EXERCISE OBJECTIVE
An exact copy of every entry is needed, with no images.

══ EXERCISE MATERIAL ══

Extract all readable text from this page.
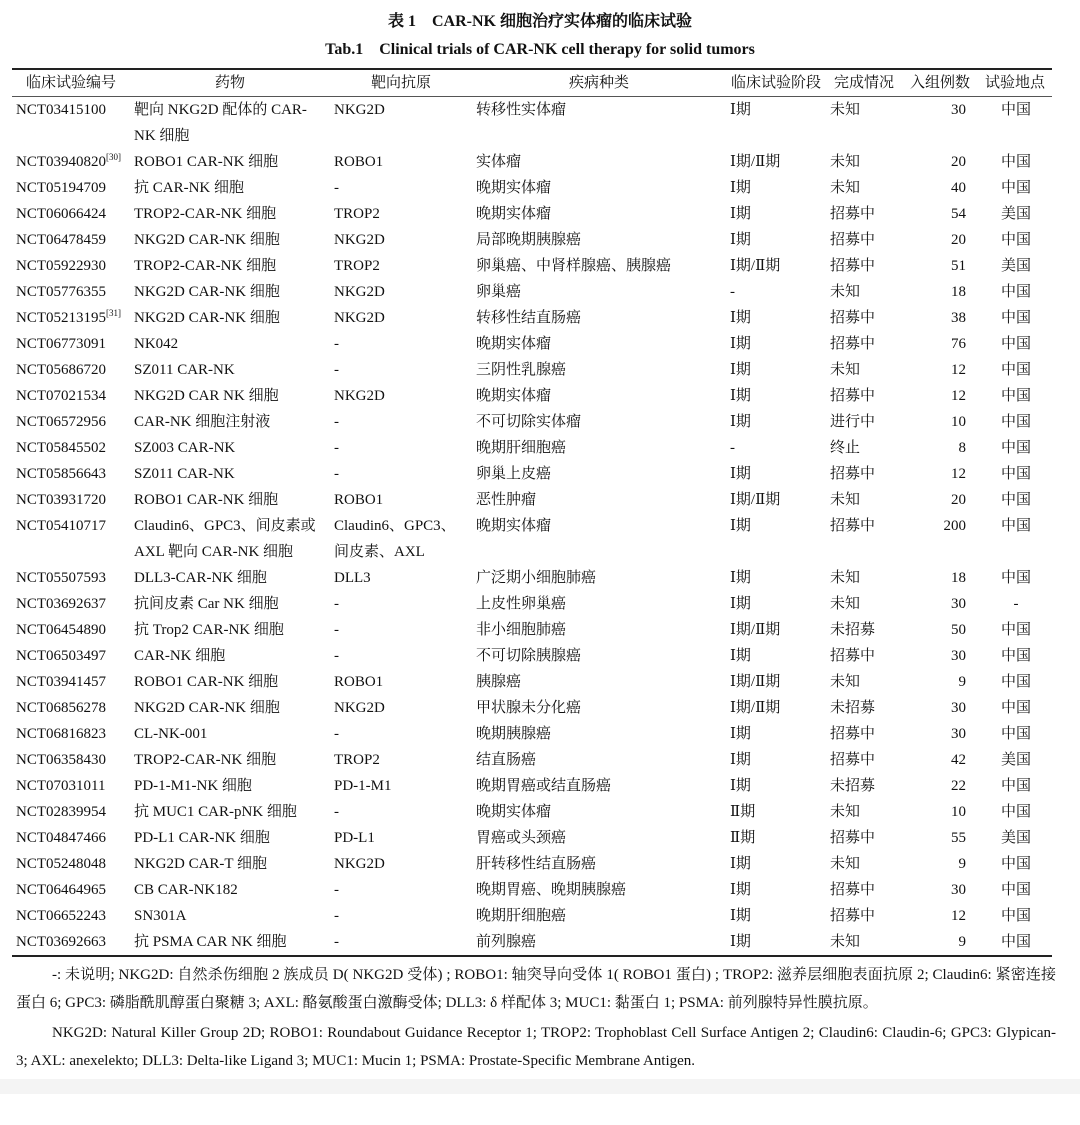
表 1　CAR-NK 细胞治疗实体瘤的临床试验
Tab.1　Clinical trials of CAR-NK cell therapy for solid tumors
临床试验编号	药物	靶向抗原	疾病种类	临床试验阶段	完成情况	入组例数	试验地点
NCT03415100	靶向 NKG2D 配体的 CAR-NK 细胞	NKG2D	转移性实体瘤	Ⅰ期	未知	30	中国
NCT03940820[30]	ROBO1 CAR-NK 细胞	ROBO1	实体瘤	Ⅰ期/Ⅱ期	未知	20	中国
NCT05194709	抗 CAR-NK 细胞	-	晚期实体瘤	Ⅰ期	未知	40	中国
NCT06066424	TROP2-CAR-NK 细胞	TROP2	晚期实体瘤	Ⅰ期	招募中	54	美国
NCT06478459	NKG2D CAR-NK 细胞	NKG2D	局部晚期胰腺癌	Ⅰ期	招募中	20	中国
NCT05922930	TROP2-CAR-NK 细胞	TROP2	卵巢癌、中肾样腺癌、胰腺癌	Ⅰ期/Ⅱ期	招募中	51	美国
NCT05776355	NKG2D CAR-NK 细胞	NKG2D	卵巢癌	-	未知	18	中国
NCT05213195[31]	NKG2D CAR-NK 细胞	NKG2D	转移性结直肠癌	Ⅰ期	招募中	38	中国
NCT06773091	NK042	-	晚期实体瘤	Ⅰ期	招募中	76	中国
NCT05686720	SZ011 CAR-NK	-	三阴性乳腺癌	Ⅰ期	未知	12	中国
NCT07021534	NKG2D CAR NK 细胞	NKG2D	晚期实体瘤	Ⅰ期	招募中	12	中国
NCT06572956	CAR-NK 细胞注射液	-	不可切除实体瘤	Ⅰ期	进行中	10	中国
NCT05845502	SZ003 CAR-NK	-	晚期肝细胞癌	-	终止	8	中国
NCT05856643	SZ011 CAR-NK	-	卵巢上皮癌	Ⅰ期	招募中	12	中国
NCT03931720	ROBO1 CAR-NK 细胞	ROBO1	恶性肿瘤	Ⅰ期/Ⅱ期	未知	20	中国
NCT05410717	Claudin6、GPC3、间皮素或 AXL 靶向 CAR-NK 细胞	Claudin6、GPC3、间皮素、AXL	晚期实体瘤	Ⅰ期	招募中	200	中国
NCT05507593	DLL3-CAR-NK 细胞	DLL3	广泛期小细胞肺癌	Ⅰ期	未知	18	中国
NCT03692637	抗间皮素 Car NK 细胞	-	上皮性卵巢癌	Ⅰ期	未知	30	-
NCT06454890	抗 Trop2 CAR-NK 细胞	-	非小细胞肺癌	Ⅰ期/Ⅱ期	未招募	50	中国
NCT06503497	CAR-NK 细胞	-	不可切除胰腺癌	Ⅰ期	招募中	30	中国
NCT03941457	ROBO1 CAR-NK 细胞	ROBO1	胰腺癌	Ⅰ期/Ⅱ期	未知	9	中国
NCT06856278	NKG2D CAR-NK 细胞	NKG2D	甲状腺未分化癌	Ⅰ期/Ⅱ期	未招募	30	中国
NCT06816823	CL-NK-001	-	晚期胰腺癌	Ⅰ期	招募中	30	中国
NCT06358430	TROP2-CAR-NK 细胞	TROP2	结直肠癌	Ⅰ期	招募中	42	美国
NCT07031011	PD-1-M1-NK 细胞	PD-1-M1	晚期胃癌或结直肠癌	Ⅰ期	未招募	22	中国
NCT02839954	抗 MUC1 CAR-pNK 细胞	-	晚期实体瘤	Ⅱ期	未知	10	中国
NCT04847466	PD-L1 CAR-NK 细胞	PD-L1	胃癌或头颈癌	Ⅱ期	招募中	55	美国
NCT05248048	NKG2D CAR-T 细胞	NKG2D	肝转移性结直肠癌	Ⅰ期	未知	9	中国
NCT06464965	CB CAR-NK182	-	晚期胃癌、晚期胰腺癌	Ⅰ期	招募中	30	中国
NCT06652243	SN301A	-	晚期肝细胞癌	Ⅰ期	招募中	12	中国
NCT03692663	抗 PSMA CAR NK 细胞	-	前列腺癌	Ⅰ期	未知	9	中国
-: 未说明; NKG2D: 自然杀伤细胞 2 族成员 D( NKG2D 受体) ; ROBO1: 轴突导向受体 1( ROBO1 蛋白) ; TROP2: 滋养层细胞表面抗原 2; Claudin6: 紧密连接蛋白 6; GPC3: 磷脂酰肌醇蛋白聚糖 3; AXL: 酪氨酸蛋白激酶受体; DLL3: δ 样配体 3; MUC1: 黏蛋白 1; PSMA: 前列腺特异性膜抗原。
NKG2D: Natural Killer Group 2D; ROBO1: Roundabout Guidance Receptor 1; TROP2: Trophoblast Cell Surface Antigen 2; Claudin6: Claudin-6; GPC3: Glypican-3; AXL: anexelekto; DLL3: Delta-like Ligand 3; MUC1: Mucin 1; PSMA: Prostate-Specific Membrane Antigen.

═══

TASK OUTPUT
Extract all readable text from this page.
表 1　CAR-NK 细胞治疗实体瘤的临床试验
Tab.1　Clinical trials of CAR-NK cell therapy for solid tumors
临床试验编号	药物	靶向抗原	疾病种类	临床试验阶段	完成情况	入组例数	试验地点
NCT03415100	靶向 NKG2D 配体的 CAR-NK 细胞	NKG2D	转移性实体瘤	Ⅰ期	未知	30	中国
NCT03940820[30]	ROBO1 CAR-NK 细胞	ROBO1	实体瘤	Ⅰ期/Ⅱ期	未知	20	中国
NCT05194709	抗 CAR-NK 细胞	-	晚期实体瘤	Ⅰ期	未知	40	中国
NCT06066424	TROP2-CAR-NK 细胞	TROP2	晚期实体瘤	Ⅰ期	招募中	54	美国
NCT06478459	NKG2D CAR-NK 细胞	NKG2D	局部晚期胰腺癌	Ⅰ期	招募中	20	中国
NCT05922930	TROP2-CAR-NK 细胞	TROP2	卵巢癌、中肾样腺癌、胰腺癌	Ⅰ期/Ⅱ期	招募中	51	美国
NCT05776355	NKG2D CAR-NK 细胞	NKG2D	卵巢癌	-	未知	18	中国
NCT05213195[31]	NKG2D CAR-NK 细胞	NKG2D	转移性结直肠癌	Ⅰ期	招募中	38	中国
NCT06773091	NK042	-	晚期实体瘤	Ⅰ期	招募中	76	中国
NCT05686720	SZ011 CAR-NK	-	三阴性乳腺癌	Ⅰ期	未知	12	中国
NCT07021534	NKG2D CAR NK 细胞	NKG2D	晚期实体瘤	Ⅰ期	招募中	12	中国
NCT06572956	CAR-NK 细胞注射液	-	不可切除实体瘤	Ⅰ期	进行中	10	中国
NCT05845502	SZ003 CAR-NK	-	晚期肝细胞癌	-	终止	8	中国
NCT05856643	SZ011 CAR-NK	-	卵巢上皮癌	Ⅰ期	招募中	12	中国
NCT03931720	ROBO1 CAR-NK 细胞	ROBO1	恶性肿瘤	Ⅰ期/Ⅱ期	未知	20	中国
NCT05410717	Claudin6、GPC3、间皮素或 AXL 靶向 CAR-NK 细胞	Claudin6、GPC3、间皮素、AXL	晚期实体瘤	Ⅰ期	招募中	200	中国
NCT05507593	DLL3-CAR-NK 细胞	DLL3	广泛期小细胞肺癌	Ⅰ期	未知	18	中国
NCT03692637	抗间皮素 Car NK 细胞	-	上皮性卵巢癌	Ⅰ期	未知	30	-
NCT06454890	抗 Trop2 CAR-NK 细胞	-	非小细胞肺癌	Ⅰ期/Ⅱ期	未招募	50	中国
NCT06503497	CAR-NK 细胞	-	不可切除胰腺癌	Ⅰ期	招募中	30	中国
NCT03941457	ROBO1 CAR-NK 细胞	ROBO1	胰腺癌	Ⅰ期/Ⅱ期	未知	9	中国
NCT06856278	NKG2D CAR-NK 细胞	NKG2D	甲状腺未分化癌	Ⅰ期/Ⅱ期	未招募	30	中国
NCT06816823	CL-NK-001	-	晚期胰腺癌	Ⅰ期	招募中	30	中国
NCT06358430	TROP2-CAR-NK 细胞	TROP2	结直肠癌	Ⅰ期	招募中	42	美国
NCT07031011	PD-1-M1-NK 细胞	PD-1-M1	晚期胃癌或结直肠癌	Ⅰ期	未招募	22	中国
NCT02839954	抗 MUC1 CAR-pNK 细胞	-	晚期实体瘤	Ⅱ期	未知	10	中国
NCT04847466	PD-L1 CAR-NK 细胞	PD-L1	胃癌或头颈癌	Ⅱ期	招募中	55	美国
NCT05248048	NKG2D CAR-T 细胞	NKG2D	肝转移性结直肠癌	Ⅰ期	未知	9	中国
NCT06464965	CB CAR-NK182	-	晚期胃癌、晚期胰腺癌	Ⅰ期	招募中	30	中国
NCT06652243	SN301A	-	晚期肝细胞癌	Ⅰ期	招募中	12	中国
NCT03692663	抗 PSMA CAR NK 细胞	-	前列腺癌	Ⅰ期	未知	9	中国
-: 未说明; NKG2D: 自然杀伤细胞 2 族成员 D( NKG2D 受体) ; ROBO1: 轴突导向受体 1( ROBO1 蛋白) ; TROP2: 滋养层细胞表面抗原 2; Claudin6: 紧密连接蛋白 6; GPC3: 磷脂酰肌醇蛋白聚糖 3; AXL: 酪氨酸蛋白激酶受体; DLL3: δ 样配体 3; MUC1: 黏蛋白 1; PSMA: 前列腺特异性膜抗原。
NKG2D: Natural Killer Group 2D; ROBO1: Roundabout Guidance Receptor 1; TROP2: Trophoblast Cell Surface Antigen 2; Claudin6: Claudin-6; GPC3: Glypican-3; AXL: anexelekto; DLL3: Delta-like Ligand 3; MUC1: Mucin 1; PSMA: Prostate-Specific Membrane Antigen.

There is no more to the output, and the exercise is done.